What is expected: Pull out every line in the data that has the string "name" in it.
++++++++
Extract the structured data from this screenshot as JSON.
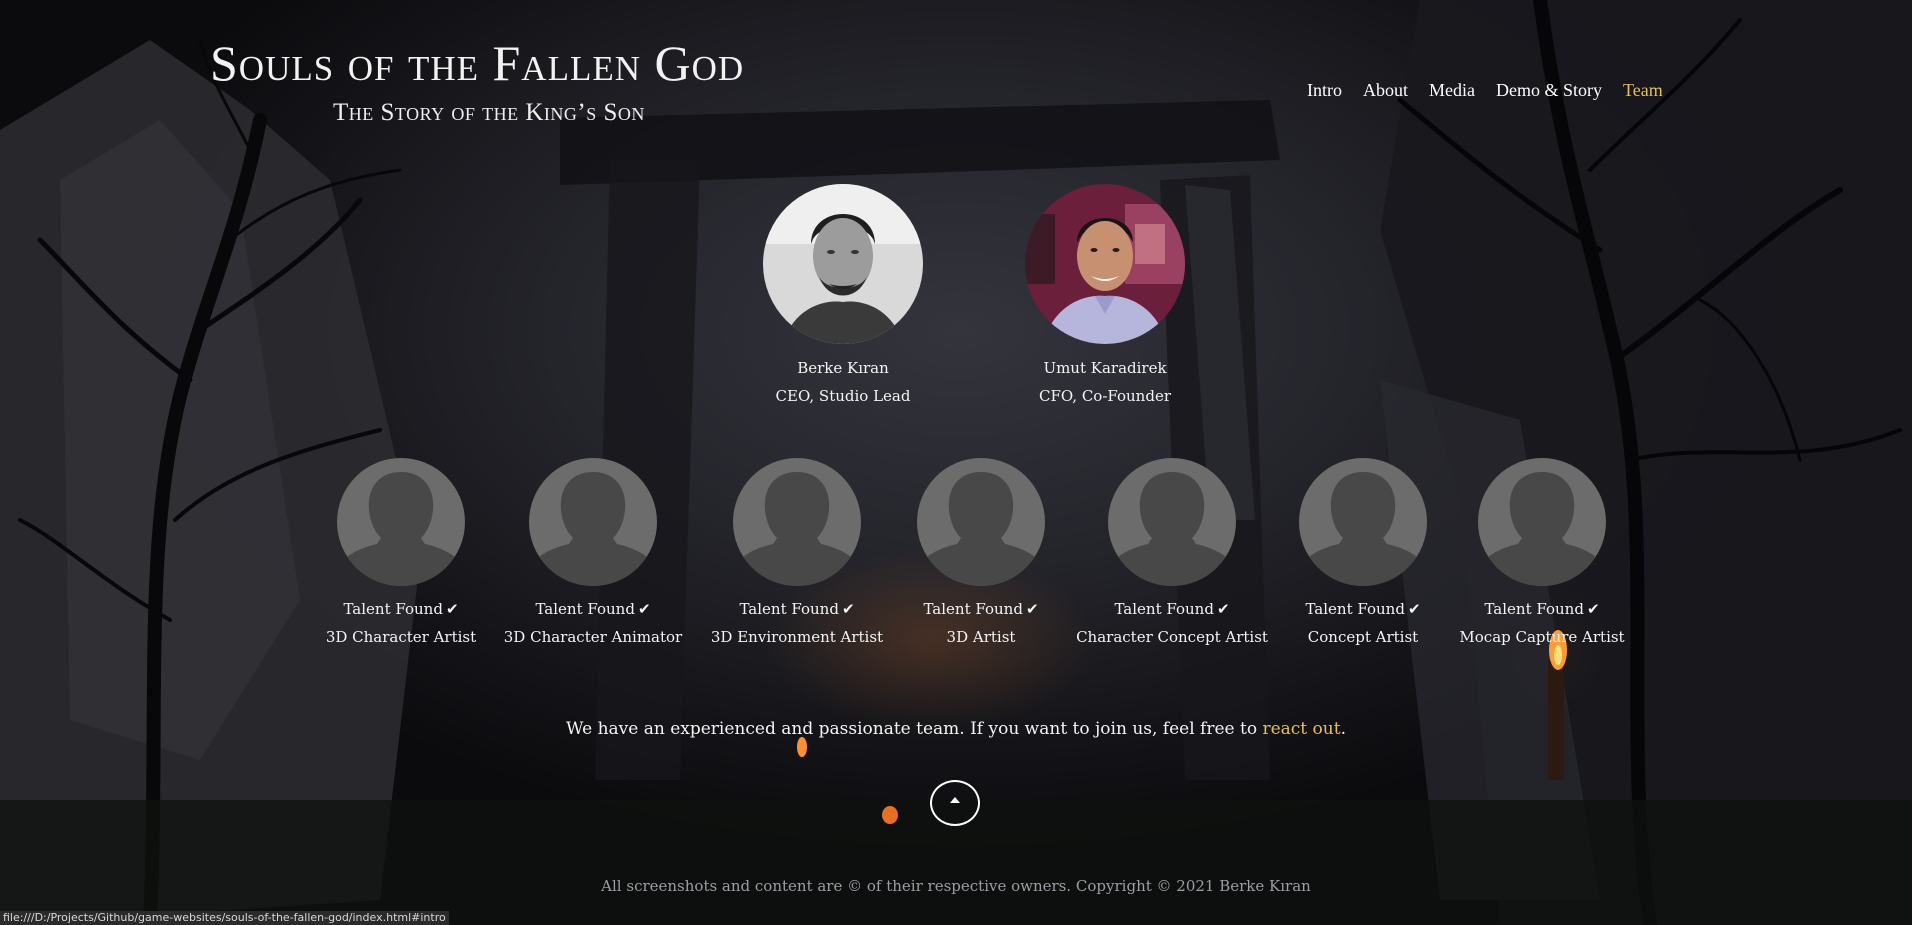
{
  "header": {
    "title": "Souls of the Fallen God",
    "subtitle": "The Story of the King’s Son"
  },
  "nav": {
    "items": [
      {
        "label": "Intro"
      },
      {
        "label": "About"
      },
      {
        "label": "Media"
      },
      {
        "label": "Demo & Story"
      },
      {
        "label": "Team",
        "active": true
      }
    ]
  },
  "leaders": [
    {
      "name": "Berke Kıran",
      "role": "CEO, Studio Lead"
    },
    {
      "name": "Umut Karadirek",
      "role": "CFO, Co-Founder"
    }
  ],
  "members": [
    {
      "status": "Talent Found",
      "role": "3D Character Artist"
    },
    {
      "status": "Talent Found",
      "role": "3D Character Animator"
    },
    {
      "status": "Talent Found",
      "role": "3D Environment Artist"
    },
    {
      "status": "Talent Found",
      "role": "3D Artist"
    },
    {
      "status": "Talent Found",
      "role": "Character Concept Artist"
    },
    {
      "status": "Talent Found",
      "role": "Concept Artist"
    },
    {
      "status": "Talent Found",
      "role": "Mocap Capture Artist"
    }
  ],
  "check_mark": "✔",
  "join": {
    "text": "We have an experienced and passionate team. If you want to join us, feel free to ",
    "link": "react out",
    "end": "."
  },
  "footer": {
    "text": "All screenshots and content are © of their respective owners. Copyright © 2021 Berke Kıran"
  },
  "browser_status_url": "file:///D:/Projects/Github/game-websites/souls-of-the-fallen-god/index.html#intro",
  "colors": {
    "accent": "#e8c24a",
    "text": "#ffffff",
    "avatar_placeholder": "#6c6c6c",
    "silhouette": "#484848"
  },
  "icons": {
    "scroll_top": "chevron-up-icon",
    "check": "check-icon",
    "placeholder_avatar": "person-silhouette-icon"
  }
}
++++++++
Exercise response:
      "name": "Berke Kıran",
      "name": "Umut Karadirek",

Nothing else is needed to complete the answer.